» **The task**:
Only the number is wanted: count the lines in the data with "this" in them.

BEGIN Material for the task

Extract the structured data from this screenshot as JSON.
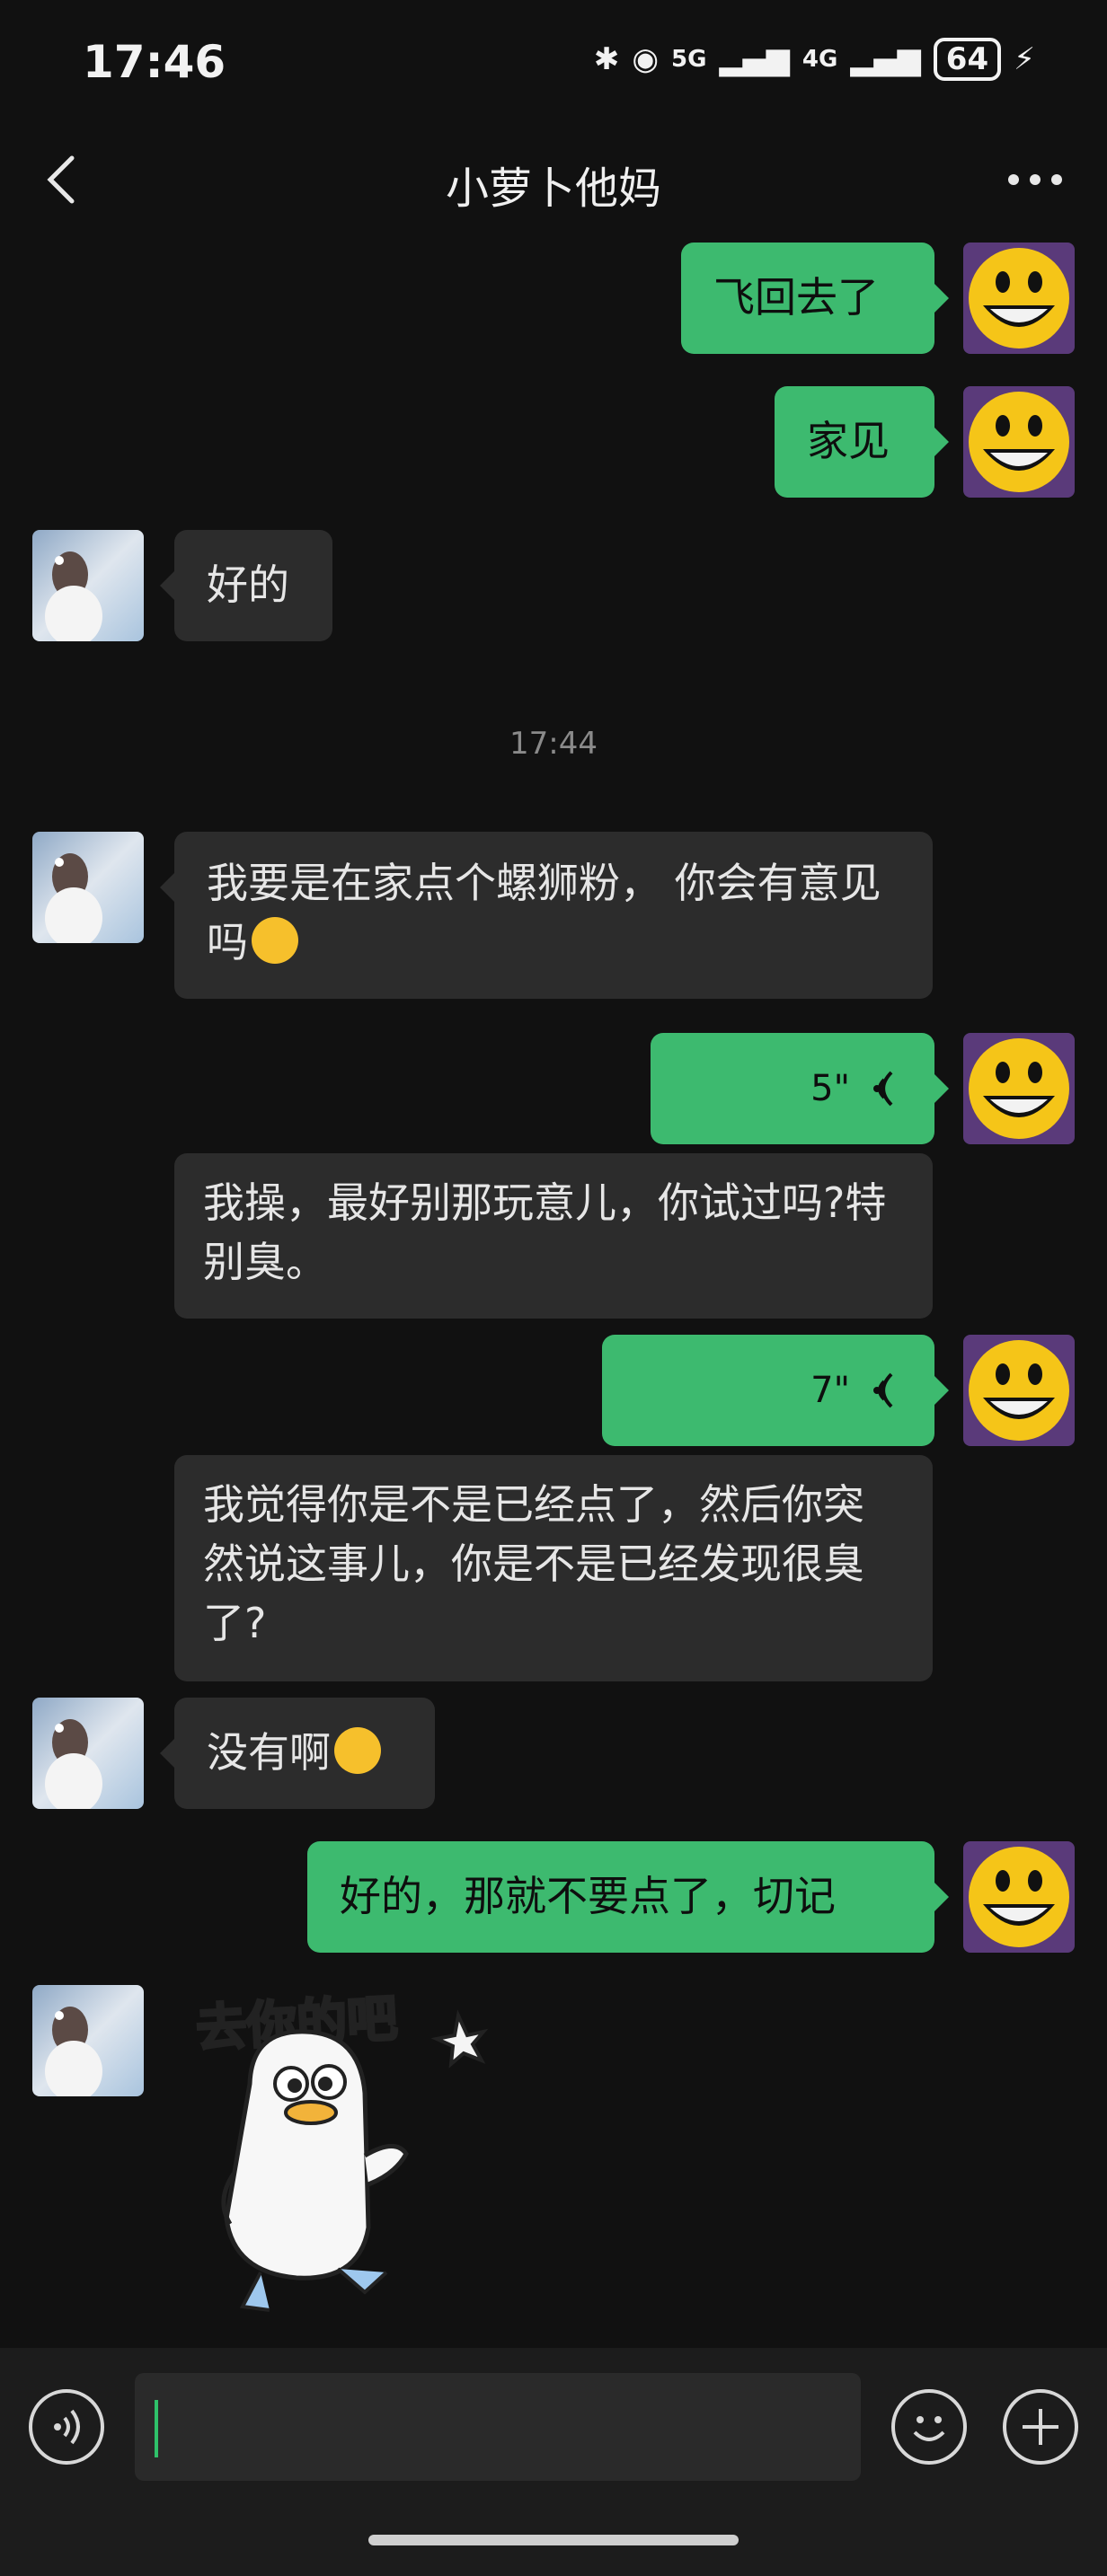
{
  "status_bar": {
    "time": "17:46",
    "net1": "5G",
    "net2": "4G",
    "battery": "64"
  },
  "header": {
    "title": "小萝卜他妈"
  },
  "messages": {
    "m1": "飞回去了",
    "m2": "家见",
    "m3": "好的",
    "timestamp": "17:44",
    "m4": "我要是在家点个螺狮粉， 你会有意见吗",
    "m5_duration": "5\"",
    "m6": "我操，最好别那玩意儿，你试过吗?特别臭。",
    "m7_duration": "7\"",
    "m8": "我觉得你是不是已经点了，然后你突然说这事儿，你是不是已经发现很臭了?",
    "m9": "没有啊",
    "m10": "好的，那就不要点了，切记",
    "sticker_text": "去你的吧"
  },
  "input": {
    "value": ""
  },
  "colors": {
    "accent_green": "#3dba6f",
    "bubble_gray": "#2c2c2c",
    "background": "#111111"
  }
}
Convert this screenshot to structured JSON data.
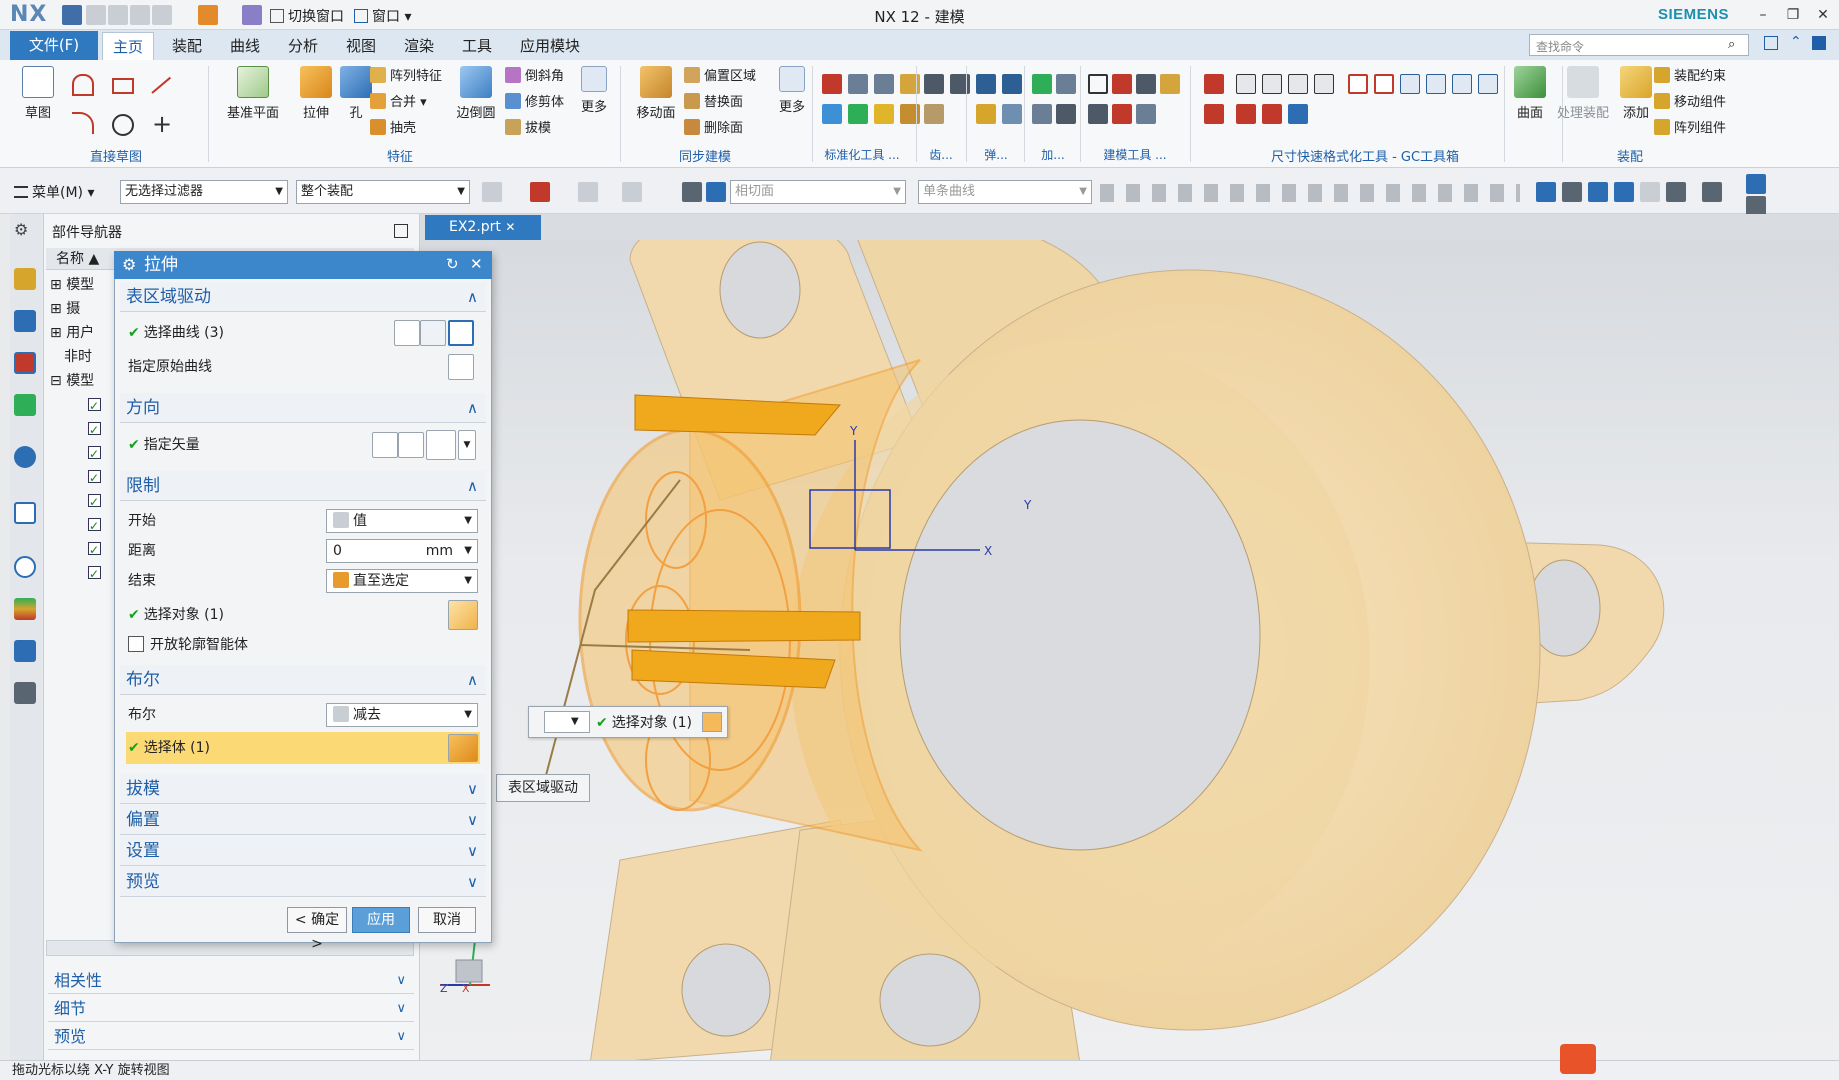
{
  "titlebar": {
    "logo": "NX",
    "title": "NX 12 - 建模",
    "brand": "SIEMENS",
    "switch_window": "切换窗口",
    "window": "窗口"
  },
  "menu": {
    "file": "文件(F)",
    "tabs": [
      "主页",
      "装配",
      "曲线",
      "分析",
      "视图",
      "渲染",
      "工具",
      "应用模块"
    ],
    "search_placeholder": "查找命令"
  },
  "ribbon": {
    "sketch": "草图",
    "datum_plane": "基准平面",
    "extrude": "拉伸",
    "hole": "孔",
    "pattern_feature": "阵列特征",
    "unite": "合并",
    "shell": "抽壳",
    "edge_blend": "边倒圆",
    "chamfer": "倒斜角",
    "trim_body": "修剪体",
    "draft": "拔模",
    "more": "更多",
    "move_face": "移动面",
    "offset_region": "偏置区域",
    "replace_face": "替换面",
    "delete_face": "删除面",
    "more2": "更多",
    "surface": "曲面",
    "process_assembly": "处理装配",
    "add": "添加",
    "assembly_constraints": "装配约束",
    "move_component": "移动组件",
    "pattern_component": "阵列组件",
    "groups": {
      "direct_sketch": "直接草图",
      "feature": "特征",
      "sync_model": "同步建模",
      "std_tools": "标准化工具 ...",
      "gear": "齿...",
      "spring": "弹...",
      "add_short": "加...",
      "build_tools": "建模工具 ...",
      "dim_tools": "尺寸快速格式化工具 - GC工具箱",
      "assembly": "装配"
    }
  },
  "toolbar2": {
    "menu": "菜单(M)",
    "filter": "无选择过滤器",
    "scope": "整个装配",
    "tangent_face": "相切面",
    "single_curve": "单条曲线"
  },
  "navigator": {
    "title": "部件导航器",
    "col_name": "名称",
    "rows": [
      "模型",
      "摄",
      "用户",
      "非时",
      "模型"
    ],
    "sections": [
      "相关性",
      "细节",
      "预览"
    ]
  },
  "doc_tab": "EX2.prt",
  "dialog": {
    "title": "拉伸",
    "sec_region": "表区域驱动",
    "select_curve": "选择曲线 (3)",
    "specify_origin_curve": "指定原始曲线",
    "sec_direction": "方向",
    "specify_vector": "指定矢量",
    "sec_limits": "限制",
    "start": "开始",
    "start_value": "值",
    "distance": "距离",
    "distance_value": "0",
    "unit": "mm",
    "end": "结束",
    "end_value": "直至选定",
    "select_object": "选择对象 (1)",
    "open_profile": "开放轮廓智能体",
    "sec_boolean": "布尔",
    "boolean": "布尔",
    "boolean_value": "减去",
    "select_body": "选择体 (1)",
    "sec_draft": "拔模",
    "sec_offset": "偏置",
    "sec_settings": "设置",
    "sec_preview": "预览",
    "ok": "< 确定 >",
    "apply": "应用",
    "cancel": "取消"
  },
  "viewport": {
    "float_select": "选择对象 (1)",
    "float_label": "表区域驱动",
    "axis_x": "X",
    "axis_y": "Y",
    "axis_z": "Z"
  },
  "status": "拖动光标以绕 X-Y 旋转视图"
}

END Material for the task

» **Worked solution**:
2